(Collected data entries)
--------------------------------
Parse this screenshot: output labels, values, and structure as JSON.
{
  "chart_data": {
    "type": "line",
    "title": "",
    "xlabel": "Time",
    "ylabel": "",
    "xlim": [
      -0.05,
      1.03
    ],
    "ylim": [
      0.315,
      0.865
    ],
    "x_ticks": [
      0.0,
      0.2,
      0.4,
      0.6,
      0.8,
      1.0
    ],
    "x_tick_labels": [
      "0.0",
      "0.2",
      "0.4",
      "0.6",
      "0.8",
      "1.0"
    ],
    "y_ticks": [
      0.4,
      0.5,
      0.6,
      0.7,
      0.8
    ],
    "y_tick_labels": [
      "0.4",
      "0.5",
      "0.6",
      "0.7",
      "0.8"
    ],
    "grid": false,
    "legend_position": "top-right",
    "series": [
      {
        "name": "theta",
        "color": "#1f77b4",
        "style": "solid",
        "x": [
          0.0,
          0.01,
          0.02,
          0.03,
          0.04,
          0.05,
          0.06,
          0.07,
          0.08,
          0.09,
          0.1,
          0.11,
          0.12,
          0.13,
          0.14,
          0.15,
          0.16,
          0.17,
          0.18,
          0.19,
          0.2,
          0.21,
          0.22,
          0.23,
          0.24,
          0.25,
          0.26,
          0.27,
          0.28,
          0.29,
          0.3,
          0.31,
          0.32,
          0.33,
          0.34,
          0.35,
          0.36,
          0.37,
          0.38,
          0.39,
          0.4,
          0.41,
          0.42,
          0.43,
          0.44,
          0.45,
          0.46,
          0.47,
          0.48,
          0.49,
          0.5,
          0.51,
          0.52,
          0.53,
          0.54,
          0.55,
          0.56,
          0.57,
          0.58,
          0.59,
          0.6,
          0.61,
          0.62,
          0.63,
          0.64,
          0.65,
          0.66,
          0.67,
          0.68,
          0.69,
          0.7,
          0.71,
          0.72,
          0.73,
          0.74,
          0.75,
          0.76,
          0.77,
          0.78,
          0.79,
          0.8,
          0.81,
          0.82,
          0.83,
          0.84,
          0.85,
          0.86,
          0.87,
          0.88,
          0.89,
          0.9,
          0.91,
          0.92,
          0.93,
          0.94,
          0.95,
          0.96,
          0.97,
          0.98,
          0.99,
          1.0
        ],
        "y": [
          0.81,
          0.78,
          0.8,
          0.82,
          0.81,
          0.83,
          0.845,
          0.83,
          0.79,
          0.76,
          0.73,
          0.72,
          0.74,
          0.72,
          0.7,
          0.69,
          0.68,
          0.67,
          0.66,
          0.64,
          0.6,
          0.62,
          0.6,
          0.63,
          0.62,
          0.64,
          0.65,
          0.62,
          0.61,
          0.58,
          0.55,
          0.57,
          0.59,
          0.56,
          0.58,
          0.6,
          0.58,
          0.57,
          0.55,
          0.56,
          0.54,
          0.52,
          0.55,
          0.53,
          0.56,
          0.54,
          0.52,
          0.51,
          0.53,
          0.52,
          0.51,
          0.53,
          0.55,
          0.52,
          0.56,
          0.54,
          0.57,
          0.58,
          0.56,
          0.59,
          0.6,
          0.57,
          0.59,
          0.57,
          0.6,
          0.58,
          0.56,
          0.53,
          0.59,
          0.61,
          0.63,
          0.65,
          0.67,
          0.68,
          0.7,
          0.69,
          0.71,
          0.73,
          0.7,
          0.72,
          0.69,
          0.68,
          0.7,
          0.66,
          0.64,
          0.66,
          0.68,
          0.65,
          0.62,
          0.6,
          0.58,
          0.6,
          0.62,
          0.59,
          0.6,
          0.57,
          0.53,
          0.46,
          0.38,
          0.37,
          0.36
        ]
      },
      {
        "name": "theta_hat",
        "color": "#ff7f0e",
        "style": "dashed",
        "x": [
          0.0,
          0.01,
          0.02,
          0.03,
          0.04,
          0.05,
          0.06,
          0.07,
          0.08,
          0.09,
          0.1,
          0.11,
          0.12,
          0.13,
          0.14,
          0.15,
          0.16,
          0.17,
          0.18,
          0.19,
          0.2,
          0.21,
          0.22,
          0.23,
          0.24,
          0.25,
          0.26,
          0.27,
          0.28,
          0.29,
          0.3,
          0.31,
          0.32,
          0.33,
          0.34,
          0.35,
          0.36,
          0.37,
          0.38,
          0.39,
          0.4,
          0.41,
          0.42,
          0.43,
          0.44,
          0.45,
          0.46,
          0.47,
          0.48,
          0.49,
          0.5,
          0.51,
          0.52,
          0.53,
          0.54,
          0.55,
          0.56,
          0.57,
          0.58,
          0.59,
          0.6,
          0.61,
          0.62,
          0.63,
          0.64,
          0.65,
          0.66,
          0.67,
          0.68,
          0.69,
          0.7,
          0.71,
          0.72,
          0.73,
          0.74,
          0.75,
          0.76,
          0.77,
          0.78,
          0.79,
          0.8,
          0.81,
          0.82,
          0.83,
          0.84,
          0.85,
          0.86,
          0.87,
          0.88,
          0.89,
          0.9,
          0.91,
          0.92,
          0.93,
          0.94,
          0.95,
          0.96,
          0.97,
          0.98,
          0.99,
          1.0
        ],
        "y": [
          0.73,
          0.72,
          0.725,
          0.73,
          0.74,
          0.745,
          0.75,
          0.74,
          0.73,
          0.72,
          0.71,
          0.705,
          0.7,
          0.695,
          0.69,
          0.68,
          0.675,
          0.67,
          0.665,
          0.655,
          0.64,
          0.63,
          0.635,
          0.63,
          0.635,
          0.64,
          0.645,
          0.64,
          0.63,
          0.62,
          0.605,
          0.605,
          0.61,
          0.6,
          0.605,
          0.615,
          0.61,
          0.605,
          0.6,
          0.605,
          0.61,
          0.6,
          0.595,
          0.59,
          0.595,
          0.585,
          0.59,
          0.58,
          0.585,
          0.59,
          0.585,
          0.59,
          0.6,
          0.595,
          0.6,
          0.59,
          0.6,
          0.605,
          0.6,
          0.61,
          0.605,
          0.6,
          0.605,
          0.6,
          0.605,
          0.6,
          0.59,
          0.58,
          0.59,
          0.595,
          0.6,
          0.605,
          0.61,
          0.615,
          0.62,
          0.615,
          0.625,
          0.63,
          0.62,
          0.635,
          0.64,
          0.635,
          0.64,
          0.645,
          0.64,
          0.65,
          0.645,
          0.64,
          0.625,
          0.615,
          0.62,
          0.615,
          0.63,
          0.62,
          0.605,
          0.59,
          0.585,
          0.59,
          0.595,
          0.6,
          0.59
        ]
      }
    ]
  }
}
--------------------------------
Go through the listing and copy all of it exactly.

Parse this screenshot: output labels, values, and structure as JSON.
{
  "chart_data": {
    "type": "line",
    "title": "",
    "xlabel": "Time",
    "ylabel": "",
    "xlim": [
      -0.05,
      1.03
    ],
    "ylim": [
      0.315,
      0.865
    ],
    "x_ticks": [
      0.0,
      0.2,
      0.4,
      0.6,
      0.8,
      1.0
    ],
    "x_tick_labels": [
      "0.0",
      "0.2",
      "0.4",
      "0.6",
      "0.8",
      "1.0"
    ],
    "y_ticks": [
      0.4,
      0.5,
      0.6,
      0.7,
      0.8
    ],
    "y_tick_labels": [
      "0.4",
      "0.5",
      "0.6",
      "0.7",
      "0.8"
    ],
    "grid": false,
    "legend_position": "top-right",
    "series": [
      {
        "name": "theta",
        "color": "#1f77b4",
        "style": "solid",
        "x": [
          0.0,
          0.01,
          0.02,
          0.03,
          0.04,
          0.05,
          0.06,
          0.07,
          0.08,
          0.09,
          0.1,
          0.11,
          0.12,
          0.13,
          0.14,
          0.15,
          0.16,
          0.17,
          0.18,
          0.19,
          0.2,
          0.21,
          0.22,
          0.23,
          0.24,
          0.25,
          0.26,
          0.27,
          0.28,
          0.29,
          0.3,
          0.31,
          0.32,
          0.33,
          0.34,
          0.35,
          0.36,
          0.37,
          0.38,
          0.39,
          0.4,
          0.41,
          0.42,
          0.43,
          0.44,
          0.45,
          0.46,
          0.47,
          0.48,
          0.49,
          0.5,
          0.51,
          0.52,
          0.53,
          0.54,
          0.55,
          0.56,
          0.57,
          0.58,
          0.59,
          0.6,
          0.61,
          0.62,
          0.63,
          0.64,
          0.65,
          0.66,
          0.67,
          0.68,
          0.69,
          0.7,
          0.71,
          0.72,
          0.73,
          0.74,
          0.75,
          0.76,
          0.77,
          0.78,
          0.79,
          0.8,
          0.81,
          0.82,
          0.83,
          0.84,
          0.85,
          0.86,
          0.87,
          0.88,
          0.89,
          0.9,
          0.91,
          0.92,
          0.93,
          0.94,
          0.95,
          0.96,
          0.97,
          0.98,
          0.99,
          1.0
        ],
        "y": [
          0.81,
          0.78,
          0.8,
          0.82,
          0.81,
          0.83,
          0.845,
          0.83,
          0.79,
          0.76,
          0.73,
          0.72,
          0.74,
          0.72,
          0.7,
          0.69,
          0.68,
          0.67,
          0.66,
          0.64,
          0.6,
          0.62,
          0.6,
          0.63,
          0.62,
          0.64,
          0.65,
          0.62,
          0.61,
          0.58,
          0.55,
          0.57,
          0.59,
          0.56,
          0.58,
          0.6,
          0.58,
          0.57,
          0.55,
          0.56,
          0.54,
          0.52,
          0.55,
          0.53,
          0.56,
          0.54,
          0.52,
          0.51,
          0.53,
          0.52,
          0.51,
          0.53,
          0.55,
          0.52,
          0.56,
          0.54,
          0.57,
          0.58,
          0.56,
          0.59,
          0.6,
          0.57,
          0.59,
          0.57,
          0.6,
          0.58,
          0.56,
          0.53,
          0.59,
          0.61,
          0.63,
          0.65,
          0.67,
          0.68,
          0.7,
          0.69,
          0.71,
          0.73,
          0.7,
          0.72,
          0.69,
          0.68,
          0.7,
          0.66,
          0.64,
          0.66,
          0.68,
          0.65,
          0.62,
          0.6,
          0.58,
          0.6,
          0.62,
          0.59,
          0.6,
          0.57,
          0.53,
          0.46,
          0.38,
          0.37,
          0.36
        ]
      },
      {
        "name": "theta_hat",
        "color": "#ff7f0e",
        "style": "dashed",
        "x": [
          0.0,
          0.01,
          0.02,
          0.03,
          0.04,
          0.05,
          0.06,
          0.07,
          0.08,
          0.09,
          0.1,
          0.11,
          0.12,
          0.13,
          0.14,
          0.15,
          0.16,
          0.17,
          0.18,
          0.19,
          0.2,
          0.21,
          0.22,
          0.23,
          0.24,
          0.25,
          0.26,
          0.27,
          0.28,
          0.29,
          0.3,
          0.31,
          0.32,
          0.33,
          0.34,
          0.35,
          0.36,
          0.37,
          0.38,
          0.39,
          0.4,
          0.41,
          0.42,
          0.43,
          0.44,
          0.45,
          0.46,
          0.47,
          0.48,
          0.49,
          0.5,
          0.51,
          0.52,
          0.53,
          0.54,
          0.55,
          0.56,
          0.57,
          0.58,
          0.59,
          0.6,
          0.61,
          0.62,
          0.63,
          0.64,
          0.65,
          0.66,
          0.67,
          0.68,
          0.69,
          0.7,
          0.71,
          0.72,
          0.73,
          0.74,
          0.75,
          0.76,
          0.77,
          0.78,
          0.79,
          0.8,
          0.81,
          0.82,
          0.83,
          0.84,
          0.85,
          0.86,
          0.87,
          0.88,
          0.89,
          0.9,
          0.91,
          0.92,
          0.93,
          0.94,
          0.95,
          0.96,
          0.97,
          0.98,
          0.99,
          1.0
        ],
        "y": [
          0.73,
          0.72,
          0.725,
          0.73,
          0.74,
          0.745,
          0.75,
          0.74,
          0.73,
          0.72,
          0.71,
          0.705,
          0.7,
          0.695,
          0.69,
          0.68,
          0.675,
          0.67,
          0.665,
          0.655,
          0.64,
          0.63,
          0.635,
          0.63,
          0.635,
          0.64,
          0.645,
          0.64,
          0.63,
          0.62,
          0.605,
          0.605,
          0.61,
          0.6,
          0.605,
          0.615,
          0.61,
          0.605,
          0.6,
          0.605,
          0.61,
          0.6,
          0.595,
          0.59,
          0.595,
          0.585,
          0.59,
          0.58,
          0.585,
          0.59,
          0.585,
          0.59,
          0.6,
          0.595,
          0.6,
          0.59,
          0.6,
          0.605,
          0.6,
          0.61,
          0.605,
          0.6,
          0.605,
          0.6,
          0.605,
          0.6,
          0.59,
          0.58,
          0.59,
          0.595,
          0.6,
          0.605,
          0.61,
          0.615,
          0.62,
          0.615,
          0.625,
          0.63,
          0.62,
          0.635,
          0.64,
          0.635,
          0.64,
          0.645,
          0.64,
          0.65,
          0.645,
          0.64,
          0.625,
          0.615,
          0.62,
          0.615,
          0.63,
          0.62,
          0.605,
          0.59,
          0.585,
          0.59,
          0.595,
          0.6,
          0.59
        ]
      }
    ]
  }
}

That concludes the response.